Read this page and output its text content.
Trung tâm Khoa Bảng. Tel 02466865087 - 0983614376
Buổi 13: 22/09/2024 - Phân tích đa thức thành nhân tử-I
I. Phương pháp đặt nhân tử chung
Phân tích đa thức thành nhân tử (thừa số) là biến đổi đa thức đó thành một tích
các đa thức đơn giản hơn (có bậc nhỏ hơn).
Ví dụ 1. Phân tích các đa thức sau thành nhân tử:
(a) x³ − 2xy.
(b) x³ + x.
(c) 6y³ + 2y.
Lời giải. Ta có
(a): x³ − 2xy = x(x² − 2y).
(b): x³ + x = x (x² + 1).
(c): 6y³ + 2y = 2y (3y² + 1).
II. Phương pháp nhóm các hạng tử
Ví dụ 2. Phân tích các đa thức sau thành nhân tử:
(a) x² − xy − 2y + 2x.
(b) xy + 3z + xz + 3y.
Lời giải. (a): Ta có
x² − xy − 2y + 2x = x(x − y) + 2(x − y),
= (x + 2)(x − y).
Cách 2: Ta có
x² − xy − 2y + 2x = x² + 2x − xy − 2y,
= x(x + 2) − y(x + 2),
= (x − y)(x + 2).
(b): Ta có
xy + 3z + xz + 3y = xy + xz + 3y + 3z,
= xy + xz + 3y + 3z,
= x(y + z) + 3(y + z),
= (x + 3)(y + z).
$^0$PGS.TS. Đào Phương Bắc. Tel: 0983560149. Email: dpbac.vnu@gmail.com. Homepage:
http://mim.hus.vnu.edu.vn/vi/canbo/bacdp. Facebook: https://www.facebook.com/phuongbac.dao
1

• • • • •

#### [Work to do]
Repeat the material above in full, keeping every word.

#### [Full answer]
Read this page and output its text content.
Trung tâm Khoa Bảng. Tel 02466865087 - 0983614376
Buổi 13: 22/09/2024 - Phân tích đa thức thành nhân tử-I
I. Phương pháp đặt nhân tử chung
Phân tích đa thức thành nhân tử (thừa số) là biến đổi đa thức đó thành một tích
các đa thức đơn giản hơn (có bậc nhỏ hơn).
Ví dụ 1. Phân tích các đa thức sau thành nhân tử:
(a) x³ − 2xy.
(b) x³ + x.
(c) 6y³ + 2y.
Lời giải. Ta có
(a): x³ − 2xy = x(x² − 2y).
(b): x³ + x = x (x² + 1).
(c): 6y³ + 2y = 2y (3y² + 1).
II. Phương pháp nhóm các hạng tử
Ví dụ 2. Phân tích các đa thức sau thành nhân tử:
(a) x² − xy − 2y + 2x.
(b) xy + 3z + xz + 3y.
Lời giải. (a): Ta có
x² − xy − 2y + 2x = x(x − y) + 2(x − y),
= (x + 2)(x − y).
Cách 2: Ta có
x² − xy − 2y + 2x = x² + 2x − xy − 2y,
= x(x + 2) − y(x + 2),
= (x − y)(x + 2).
(b): Ta có
xy + 3z + xz + 3y = xy + xz + 3y + 3z,
= xy + xz + 3y + 3z,
= x(y + z) + 3(y + z),
= (x + 3)(y + z).
$^0$PGS.TS. Đào Phương Bắc. Tel: 0983560149. Email: dpbac.vnu@gmail.com. Homepage:
http://mim.hus.vnu.edu.vn/vi/canbo/bacdp. Facebook: https://www.facebook.com/phuongbac.dao
1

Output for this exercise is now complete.